Diplomatically, Israel is more isolated than ever since 1967. The settlement enterprise is not only a security liability, rather than an asset, but also a diplomatic millstone which materially contributed to the overwhelming UN vote in favor of Palestinian de facto statehood last fall. Since then, settlement policies have elicited a chorus of condemnation, including a call for sanctions against Israel by the European union. The unelected elite running the EU is inherently hostile to a state based on the principle of blood and religion, but its antagonism to Israel is further exacerbated by rising influence of the Muslim diaspora in several key EU countries, notably France, Germany and Britain. More significantly still, Chuck Hagel’s swift confirmation has exposed the growing weakness of pro-Israeli lobbying groups in Washington. Two years ago, former Mossad chief Meir Dagan warned the Knesset’s Foreign Affairs and Defense Committee that “Israel is gradually turning from an asset to the United States to a burden.” Following the botched anti-Hagel campaign, increasing numbers of Washingtonian insiders are prone to agree with his assessment.
—————
#### Written problem 1:
Count the lines of the records below that contain the string "favorites", and reply with the number alone.

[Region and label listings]
—————
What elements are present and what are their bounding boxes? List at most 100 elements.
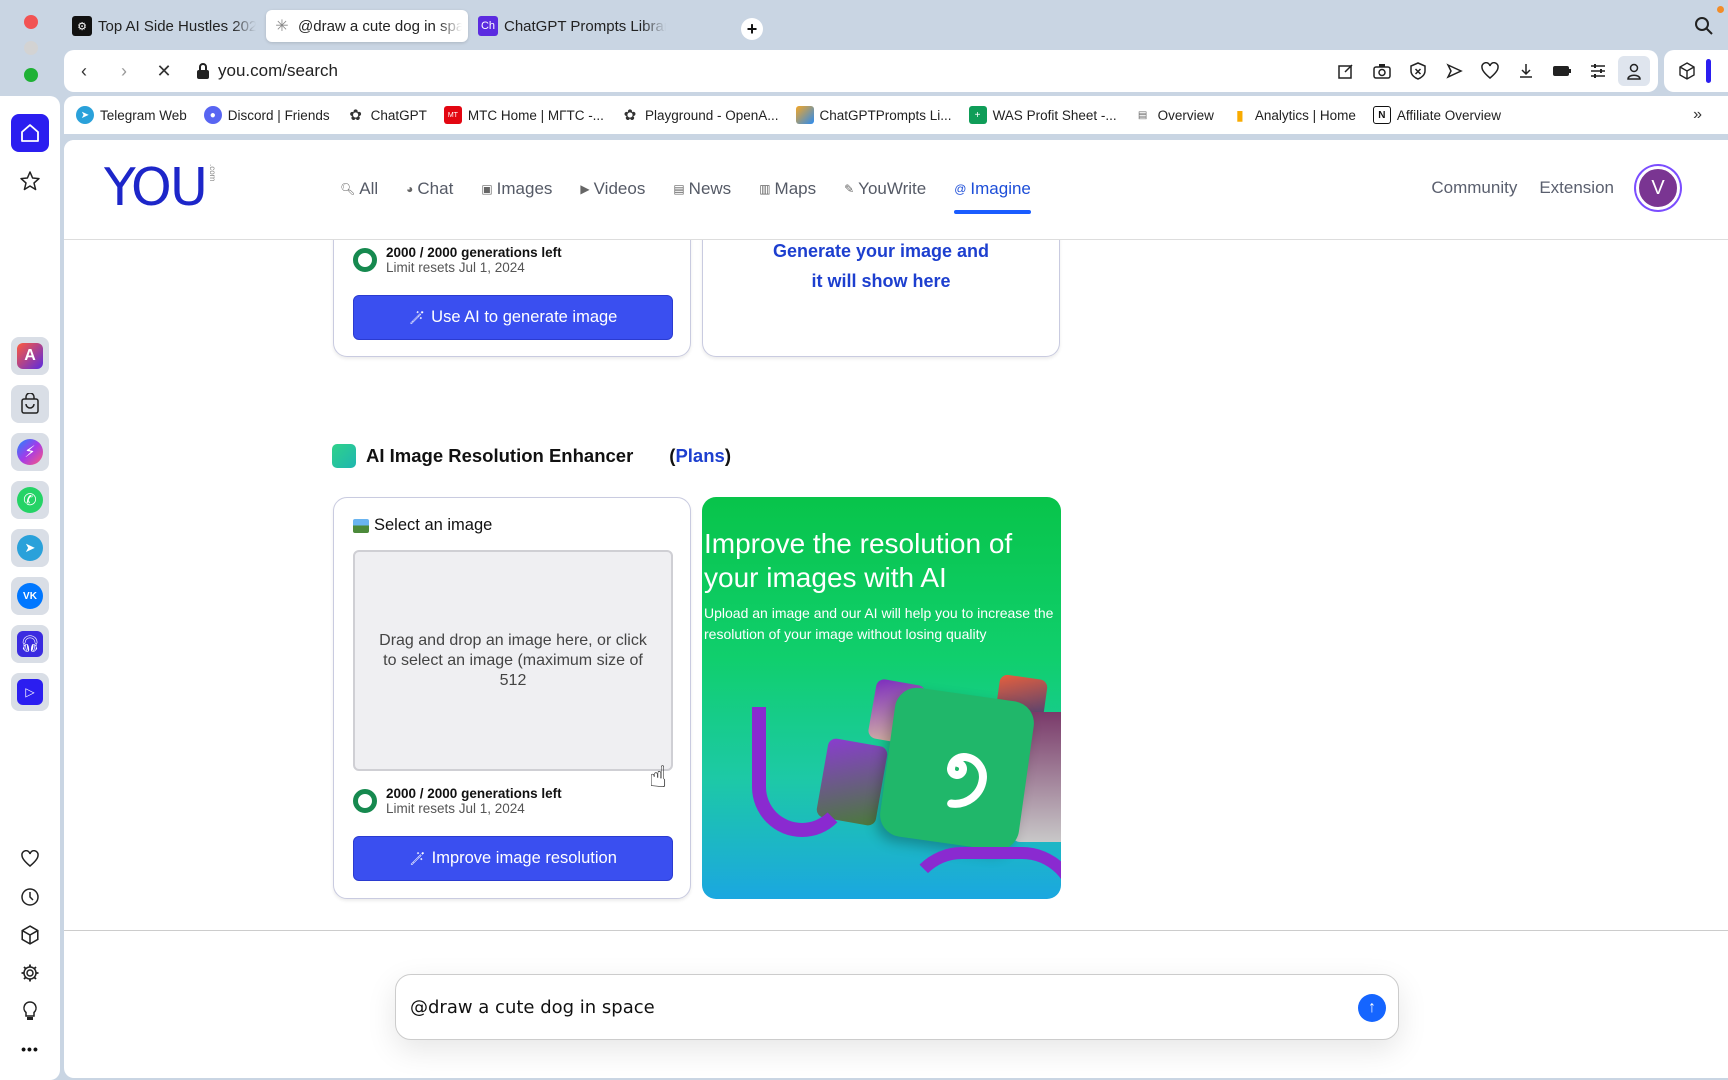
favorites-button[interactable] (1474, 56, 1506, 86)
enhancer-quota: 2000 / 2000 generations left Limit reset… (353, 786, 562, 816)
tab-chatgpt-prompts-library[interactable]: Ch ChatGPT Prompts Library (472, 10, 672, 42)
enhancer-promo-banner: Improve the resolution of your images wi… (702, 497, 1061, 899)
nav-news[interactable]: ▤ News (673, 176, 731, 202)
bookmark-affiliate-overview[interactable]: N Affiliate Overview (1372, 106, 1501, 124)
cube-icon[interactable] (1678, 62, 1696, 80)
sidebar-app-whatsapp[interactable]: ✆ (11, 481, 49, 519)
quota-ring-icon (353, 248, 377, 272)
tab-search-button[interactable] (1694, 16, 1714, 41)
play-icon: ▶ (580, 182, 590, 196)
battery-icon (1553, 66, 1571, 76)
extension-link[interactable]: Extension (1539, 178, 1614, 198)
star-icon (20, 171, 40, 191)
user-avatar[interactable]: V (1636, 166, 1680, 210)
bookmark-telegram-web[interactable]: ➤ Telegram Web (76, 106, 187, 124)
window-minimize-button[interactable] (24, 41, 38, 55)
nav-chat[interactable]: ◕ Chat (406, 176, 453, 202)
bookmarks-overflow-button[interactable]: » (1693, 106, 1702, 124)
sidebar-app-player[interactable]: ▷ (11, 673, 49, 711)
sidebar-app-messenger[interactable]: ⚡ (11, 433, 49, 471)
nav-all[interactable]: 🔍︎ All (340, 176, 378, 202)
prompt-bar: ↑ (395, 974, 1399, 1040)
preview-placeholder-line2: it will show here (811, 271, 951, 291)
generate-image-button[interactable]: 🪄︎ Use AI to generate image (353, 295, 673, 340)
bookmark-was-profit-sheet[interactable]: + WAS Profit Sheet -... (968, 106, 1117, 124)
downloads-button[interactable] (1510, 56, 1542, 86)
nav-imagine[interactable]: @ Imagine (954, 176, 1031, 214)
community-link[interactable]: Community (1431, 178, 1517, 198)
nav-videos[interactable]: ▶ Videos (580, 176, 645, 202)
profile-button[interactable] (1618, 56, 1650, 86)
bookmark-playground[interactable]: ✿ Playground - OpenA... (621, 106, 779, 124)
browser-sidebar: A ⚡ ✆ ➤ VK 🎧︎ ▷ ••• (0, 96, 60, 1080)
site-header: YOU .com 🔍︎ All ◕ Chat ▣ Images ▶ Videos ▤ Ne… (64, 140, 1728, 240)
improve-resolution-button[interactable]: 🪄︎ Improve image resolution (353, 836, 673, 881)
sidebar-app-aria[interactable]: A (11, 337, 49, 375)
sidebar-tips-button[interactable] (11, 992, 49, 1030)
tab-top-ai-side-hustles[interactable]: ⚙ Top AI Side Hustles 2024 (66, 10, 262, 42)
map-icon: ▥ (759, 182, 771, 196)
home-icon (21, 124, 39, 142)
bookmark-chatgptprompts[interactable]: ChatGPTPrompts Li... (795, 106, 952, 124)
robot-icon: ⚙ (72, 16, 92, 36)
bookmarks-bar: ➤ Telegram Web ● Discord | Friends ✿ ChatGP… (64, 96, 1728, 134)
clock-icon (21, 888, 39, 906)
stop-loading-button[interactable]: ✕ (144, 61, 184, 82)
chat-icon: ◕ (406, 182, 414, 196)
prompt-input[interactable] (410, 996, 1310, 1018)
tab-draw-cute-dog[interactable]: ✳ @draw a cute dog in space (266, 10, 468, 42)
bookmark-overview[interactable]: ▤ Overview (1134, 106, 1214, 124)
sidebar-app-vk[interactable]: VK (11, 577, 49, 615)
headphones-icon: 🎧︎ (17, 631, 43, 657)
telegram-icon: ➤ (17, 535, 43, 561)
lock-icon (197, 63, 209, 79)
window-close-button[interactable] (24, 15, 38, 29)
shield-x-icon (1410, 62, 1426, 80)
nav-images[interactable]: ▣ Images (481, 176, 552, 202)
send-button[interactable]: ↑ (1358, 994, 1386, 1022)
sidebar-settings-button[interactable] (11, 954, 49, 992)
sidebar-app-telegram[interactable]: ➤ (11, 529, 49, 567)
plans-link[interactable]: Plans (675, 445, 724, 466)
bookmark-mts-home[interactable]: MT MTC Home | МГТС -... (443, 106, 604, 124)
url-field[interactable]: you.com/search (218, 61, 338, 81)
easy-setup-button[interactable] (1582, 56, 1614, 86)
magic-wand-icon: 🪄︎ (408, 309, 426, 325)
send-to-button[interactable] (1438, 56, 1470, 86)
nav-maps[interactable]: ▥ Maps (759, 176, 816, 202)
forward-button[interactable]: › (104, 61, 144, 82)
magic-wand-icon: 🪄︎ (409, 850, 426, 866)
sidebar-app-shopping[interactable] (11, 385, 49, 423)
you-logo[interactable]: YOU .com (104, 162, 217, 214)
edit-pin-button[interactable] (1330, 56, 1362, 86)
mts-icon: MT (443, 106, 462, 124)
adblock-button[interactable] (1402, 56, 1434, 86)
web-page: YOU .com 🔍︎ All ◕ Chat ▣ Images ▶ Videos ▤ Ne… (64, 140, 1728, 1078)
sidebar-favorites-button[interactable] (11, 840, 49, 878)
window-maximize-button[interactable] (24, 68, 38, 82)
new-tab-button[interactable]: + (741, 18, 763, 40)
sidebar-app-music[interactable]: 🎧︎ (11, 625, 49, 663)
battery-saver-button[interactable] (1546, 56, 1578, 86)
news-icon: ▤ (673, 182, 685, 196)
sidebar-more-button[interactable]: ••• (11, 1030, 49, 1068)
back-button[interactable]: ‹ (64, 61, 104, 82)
—————
#### Written problem 2:
Reproduce the passage above on Israel's diplomatic isolation in full, word for word.

#### Solution 1:
2

#### Solution 2:
Diplomatically, Israel is more isolated than ever since 1967. The settlement enterprise is not only a security liability, rather than an asset, but also a diplomatic millstone which materially contributed to the overwhelming UN vote in favor of Palestinian de facto statehood last fall. Since then, settlement policies have elicited a chorus of condemnation, including a call for sanctions against Israel by the European union. The unelected elite running the EU is inherently hostile to a state based on the principle of blood and religion, but its antagonism to Israel is further exacerbated by rising influence of the Muslim diaspora in several key EU countries, notably France, Germany and Britain. More significantly still, Chuck Hagel’s swift confirmation has exposed the growing weakness of pro-Israeli lobbying groups in Washington. Two years ago, former Mossad chief Meir Dagan warned the Knesset’s Foreign Affairs and Defense Committee that “Israel is gradually turning from an asset to the United States to a burden.” Following the botched anti-Hagel campaign, increasing numbers of Washingtonian insiders are prone to agree with his assessment.